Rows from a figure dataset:
····················
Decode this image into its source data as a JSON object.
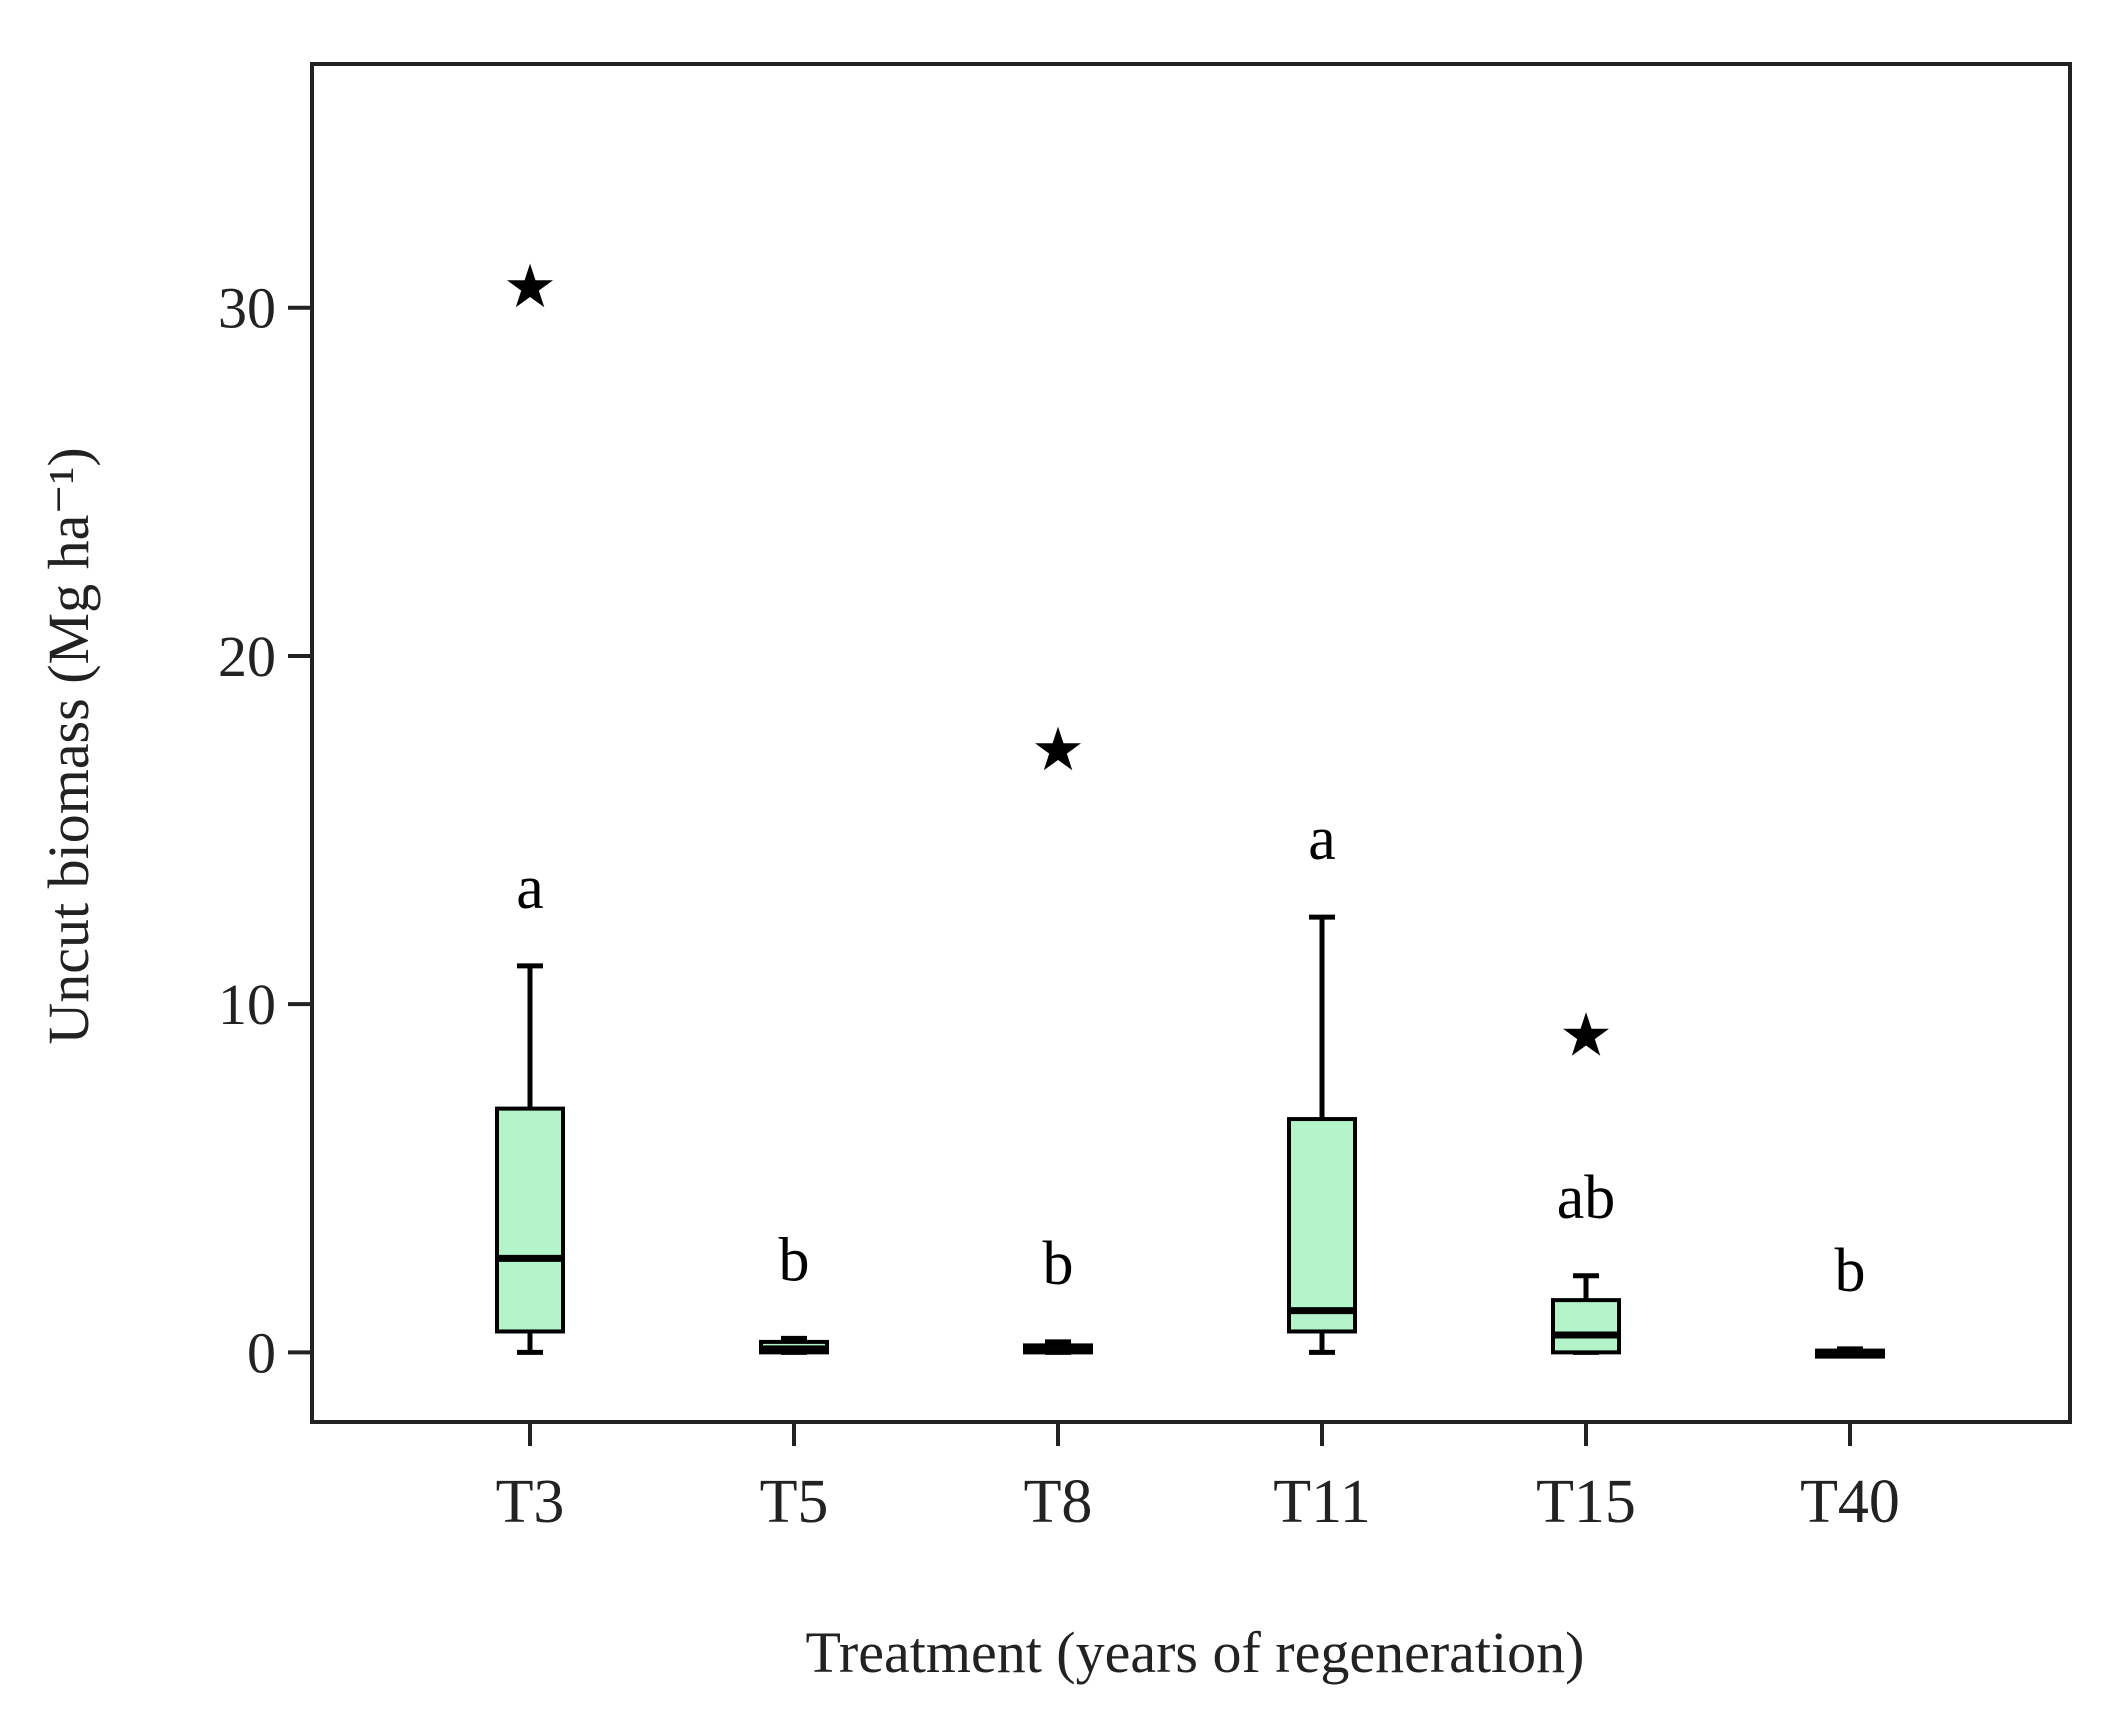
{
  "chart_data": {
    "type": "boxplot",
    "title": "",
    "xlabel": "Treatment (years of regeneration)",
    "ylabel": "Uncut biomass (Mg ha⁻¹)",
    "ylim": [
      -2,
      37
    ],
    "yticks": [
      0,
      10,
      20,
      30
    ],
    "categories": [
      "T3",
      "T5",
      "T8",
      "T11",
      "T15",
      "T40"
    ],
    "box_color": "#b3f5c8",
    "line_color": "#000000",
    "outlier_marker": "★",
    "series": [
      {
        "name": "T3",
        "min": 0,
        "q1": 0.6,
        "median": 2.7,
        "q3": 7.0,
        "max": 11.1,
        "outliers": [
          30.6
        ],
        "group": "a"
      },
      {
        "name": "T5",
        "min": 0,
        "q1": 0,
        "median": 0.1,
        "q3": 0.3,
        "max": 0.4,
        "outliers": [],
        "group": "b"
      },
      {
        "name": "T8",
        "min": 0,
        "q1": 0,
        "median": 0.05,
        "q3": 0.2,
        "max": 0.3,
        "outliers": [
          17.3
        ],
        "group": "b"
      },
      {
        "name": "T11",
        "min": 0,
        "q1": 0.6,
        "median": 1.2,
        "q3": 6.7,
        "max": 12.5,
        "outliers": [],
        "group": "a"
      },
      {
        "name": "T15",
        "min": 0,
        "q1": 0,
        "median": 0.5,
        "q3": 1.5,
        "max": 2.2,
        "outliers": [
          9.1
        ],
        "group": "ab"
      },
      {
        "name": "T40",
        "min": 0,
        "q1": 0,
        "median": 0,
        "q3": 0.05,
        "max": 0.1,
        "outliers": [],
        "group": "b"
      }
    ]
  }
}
····················
__Work required__.
Return every line of the records exactly as given, pictures excluded.

__Task result__.
Decode this image into its source data as a JSON object.
{
  "chart_data": {
    "type": "boxplot",
    "title": "",
    "xlabel": "Treatment (years of regeneration)",
    "ylabel": "Uncut biomass (Mg ha⁻¹)",
    "ylim": [
      -2,
      37
    ],
    "yticks": [
      0,
      10,
      20,
      30
    ],
    "categories": [
      "T3",
      "T5",
      "T8",
      "T11",
      "T15",
      "T40"
    ],
    "box_color": "#b3f5c8",
    "line_color": "#000000",
    "outlier_marker": "★",
    "series": [
      {
        "name": "T3",
        "min": 0,
        "q1": 0.6,
        "median": 2.7,
        "q3": 7.0,
        "max": 11.1,
        "outliers": [
          30.6
        ],
        "group": "a"
      },
      {
        "name": "T5",
        "min": 0,
        "q1": 0,
        "median": 0.1,
        "q3": 0.3,
        "max": 0.4,
        "outliers": [],
        "group": "b"
      },
      {
        "name": "T8",
        "min": 0,
        "q1": 0,
        "median": 0.05,
        "q3": 0.2,
        "max": 0.3,
        "outliers": [
          17.3
        ],
        "group": "b"
      },
      {
        "name": "T11",
        "min": 0,
        "q1": 0.6,
        "median": 1.2,
        "q3": 6.7,
        "max": 12.5,
        "outliers": [],
        "group": "a"
      },
      {
        "name": "T15",
        "min": 0,
        "q1": 0,
        "median": 0.5,
        "q3": 1.5,
        "max": 2.2,
        "outliers": [
          9.1
        ],
        "group": "ab"
      },
      {
        "name": "T40",
        "min": 0,
        "q1": 0,
        "median": 0,
        "q3": 0.05,
        "max": 0.1,
        "outliers": [],
        "group": "b"
      }
    ]
  }
}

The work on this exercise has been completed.